:: WRITTEN PROBLEM ::
The data below should be restated word for word, with every picture omitted.

:: INPUT ROWS ::
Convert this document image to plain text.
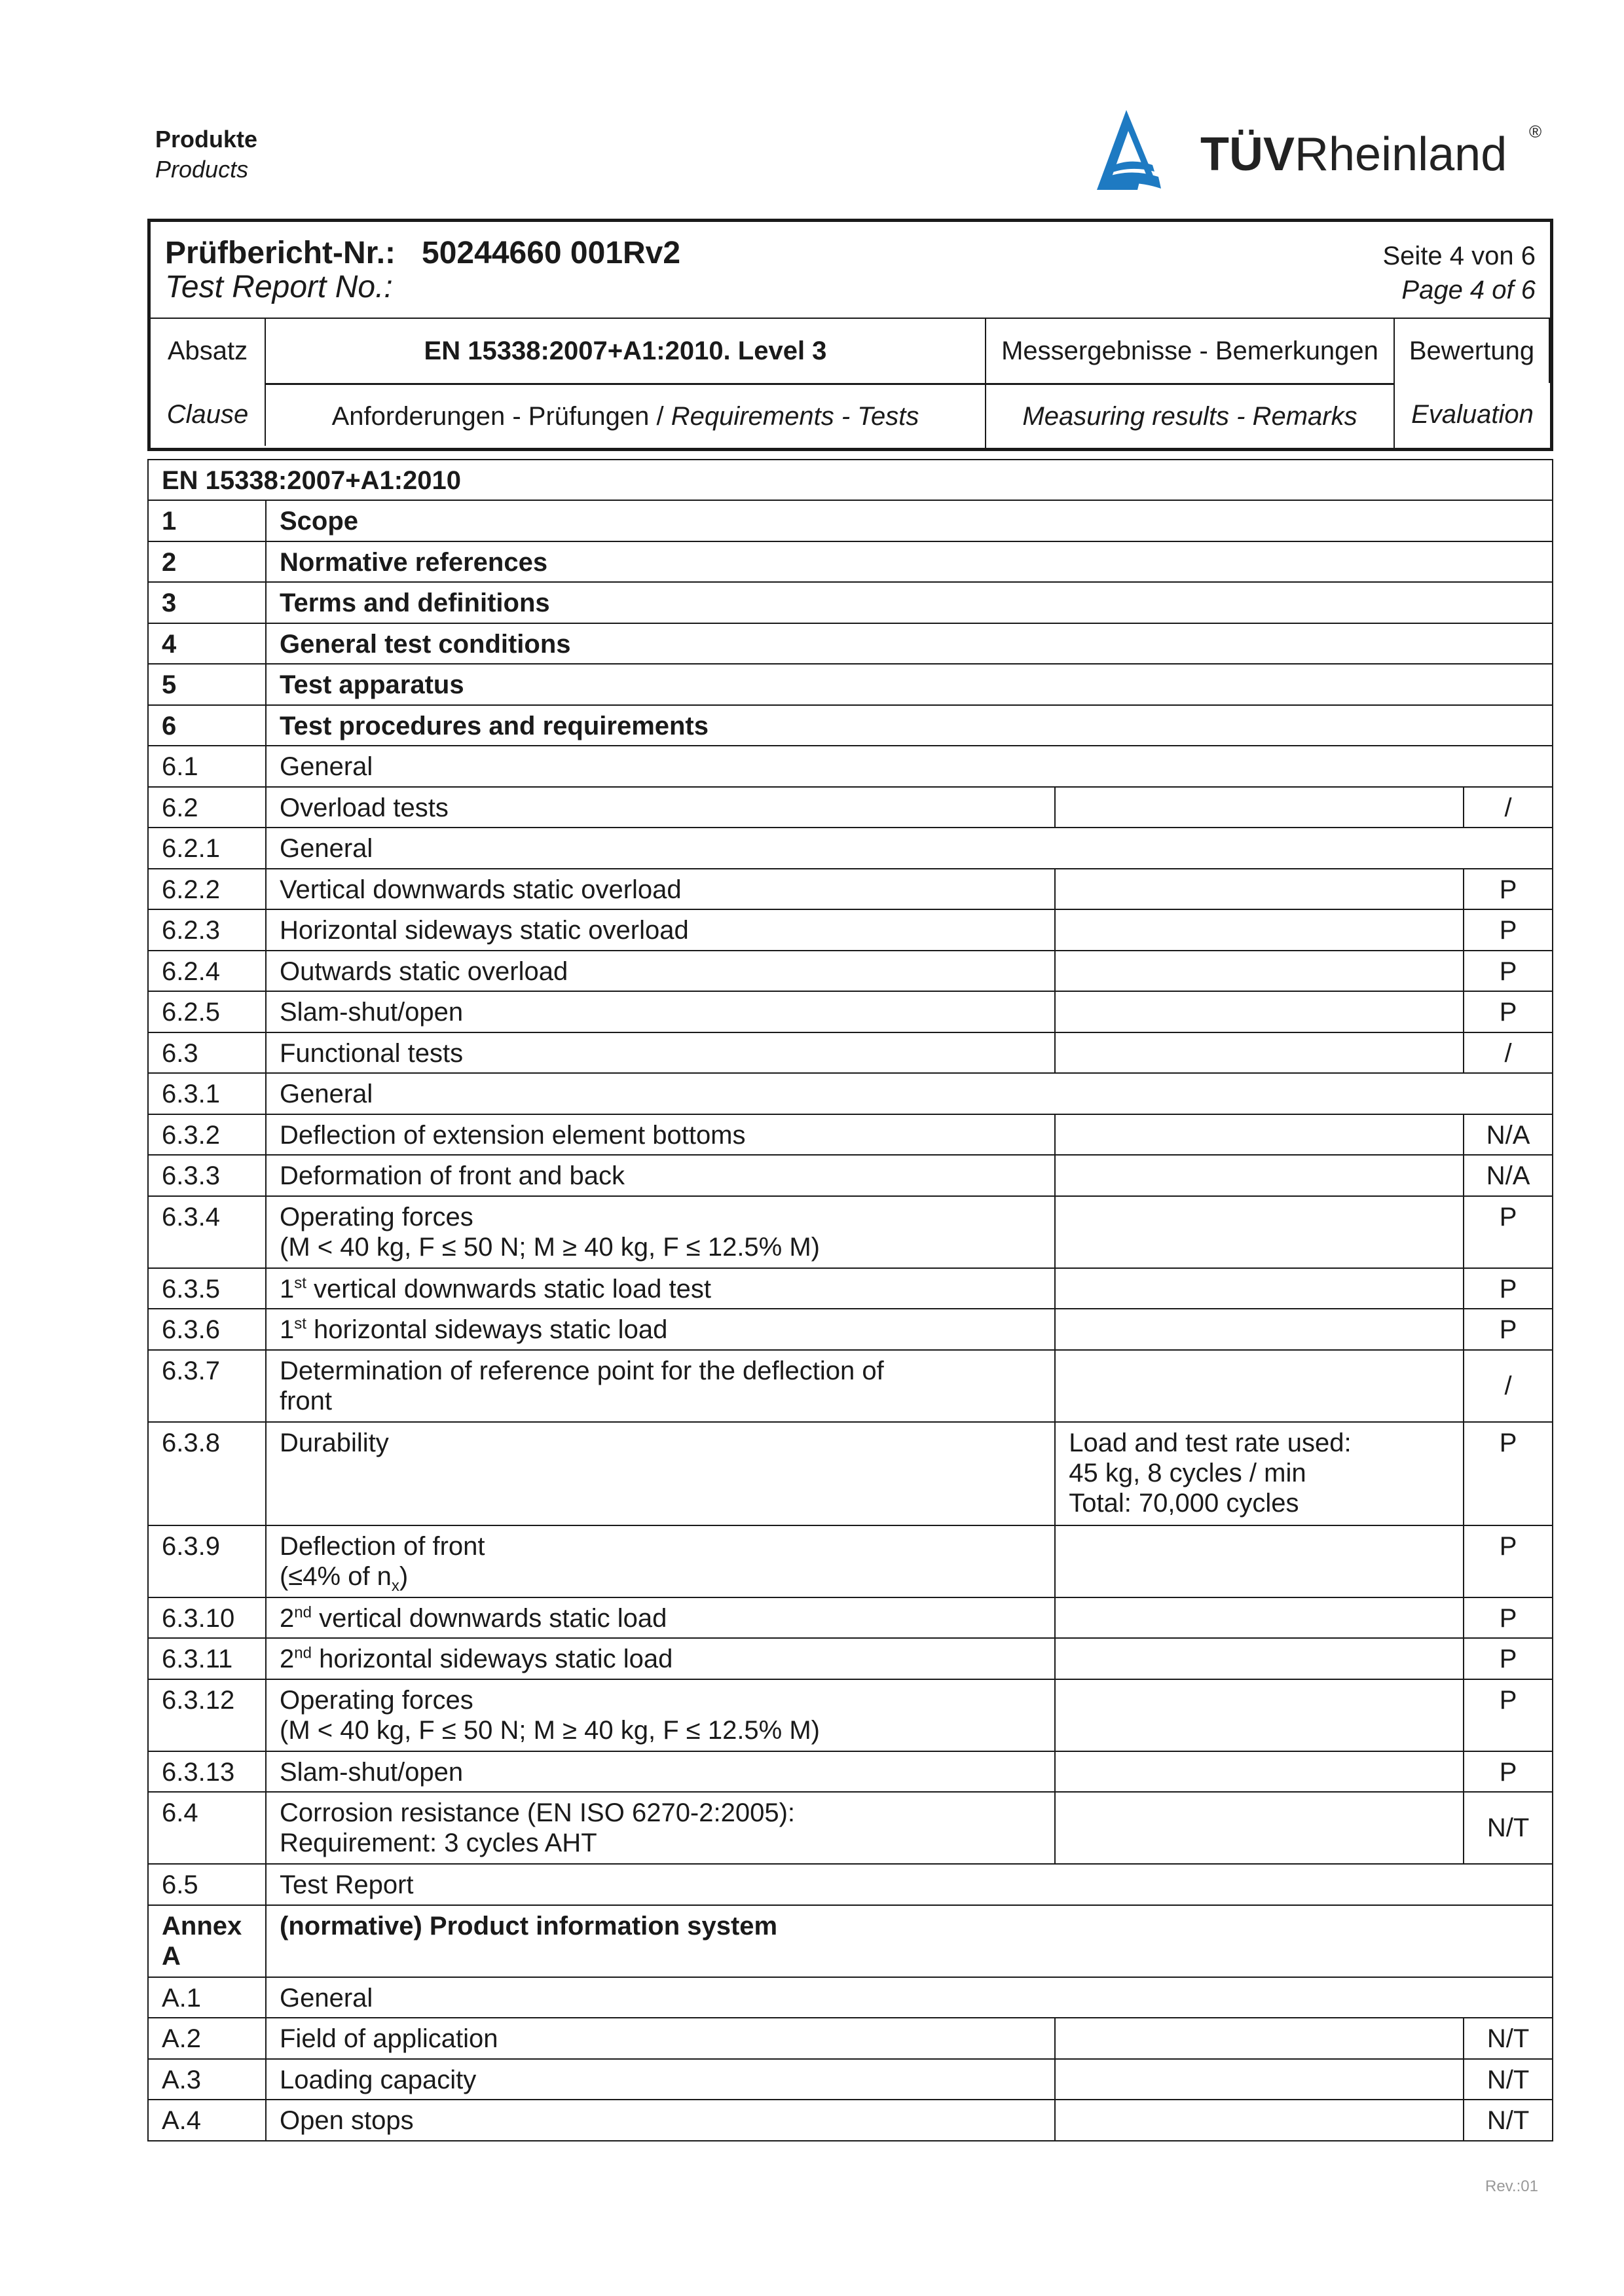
Produkte
Products	TÜVRheinland ®
Prüfbericht-Nr.: 50244660 001Rv2
Test Report No.:
Seite 4 von 6
Page 4 of 6
Absatz	EN 15338:2007+A1:2010. Level 3	Messergebnisse - Bemerkungen	Bewertung
Clause	Anforderungen - Prüfungen / Requirements - Tests	Measuring results - Remarks	Evaluation
EN 15338:2007+A1:2010			
1	Scope		
2	Normative references		
3	Terms and definitions		
4	General test conditions		
5	Test apparatus		
6	Test procedures and requirements		
6.1	General		
6.2	Overload tests		/
6.2.1	General		
6.2.2	Vertical downwards static overload		P
6.2.3	Horizontal sideways static overload		P
6.2.4	Outwards static overload		P
6.2.5	Slam-shut/open		P
6.3	Functional tests		/
6.3.1	General		
6.3.2	Deflection of extension element bottoms		N/A
6.3.3	Deformation of front and back		N/A
6.3.4	Operating forces
(M < 40 kg, F ≤ 50 N; M ≥ 40 kg, F ≤ 12.5% M)		P
6.3.5	1st vertical downwards static load test		P
6.3.6	1st horizontal sideways static load		P
6.3.7	Determination of reference point for the deflection of
front		/
6.3.8	Durability	Load and test rate used:
45 kg, 8 cycles / min
Total: 70,000 cycles	P
6.3.9	Deflection of front
(≤4% of $n_x$)		P
6.3.10	2nd vertical downwards static load		P
6.3.11	2nd horizontal sideways static load		P
6.3.12	Operating forces
(M < 40 kg, F ≤ 50 N; M ≥ 40 kg, F ≤ 12.5% M)		P
6.3.13	Slam-shut/open		P
6.4	Corrosion resistance (EN ISO 6270-2:2005):
Requirement: 3 cycles AHT		N/T
6.5	Test Report		
Annex
A	(normative) Product information system		
A.1	General		
A.2	Field of application		N/T
A.3	Loading capacity		N/T
A.4	Open stops		N/T
Rev.:01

:: OUTPUT FOR THIS EXERCISE ::
Convert this document image to plain text.
Produkte
Products	TÜVRheinland ®
Prüfbericht-Nr.: 50244660 001Rv2
Test Report No.:
Seite 4 von 6
Page 4 of 6
Absatz	EN 15338:2007+A1:2010. Level 3	Messergebnisse - Bemerkungen	Bewertung
Clause	Anforderungen - Prüfungen / Requirements - Tests	Measuring results - Remarks	Evaluation
EN 15338:2007+A1:2010			
1	Scope		
2	Normative references		
3	Terms and definitions		
4	General test conditions		
5	Test apparatus		
6	Test procedures and requirements		
6.1	General		
6.2	Overload tests		/
6.2.1	General		
6.2.2	Vertical downwards static overload		P
6.2.3	Horizontal sideways static overload		P
6.2.4	Outwards static overload		P
6.2.5	Slam-shut/open		P
6.3	Functional tests		/
6.3.1	General		
6.3.2	Deflection of extension element bottoms		N/A
6.3.3	Deformation of front and back		N/A
6.3.4	Operating forces
(M < 40 kg, F ≤ 50 N; M ≥ 40 kg, F ≤ 12.5% M)		P
6.3.5	1st vertical downwards static load test		P
6.3.6	1st horizontal sideways static load		P
6.3.7	Determination of reference point for the deflection of
front		/
6.3.8	Durability	Load and test rate used:
45 kg, 8 cycles / min
Total: 70,000 cycles	P
6.3.9	Deflection of front
(≤4% of $n_x$)		P
6.3.10	2nd vertical downwards static load		P
6.3.11	2nd horizontal sideways static load		P
6.3.12	Operating forces
(M < 40 kg, F ≤ 50 N; M ≥ 40 kg, F ≤ 12.5% M)		P
6.3.13	Slam-shut/open		P
6.4	Corrosion resistance (EN ISO 6270-2:2005):
Requirement: 3 cycles AHT		N/T
6.5	Test Report		
Annex
A	(normative) Product information system		
A.1	General		
A.2	Field of application		N/T
A.3	Loading capacity		N/T
A.4	Open stops		N/T
Rev.:01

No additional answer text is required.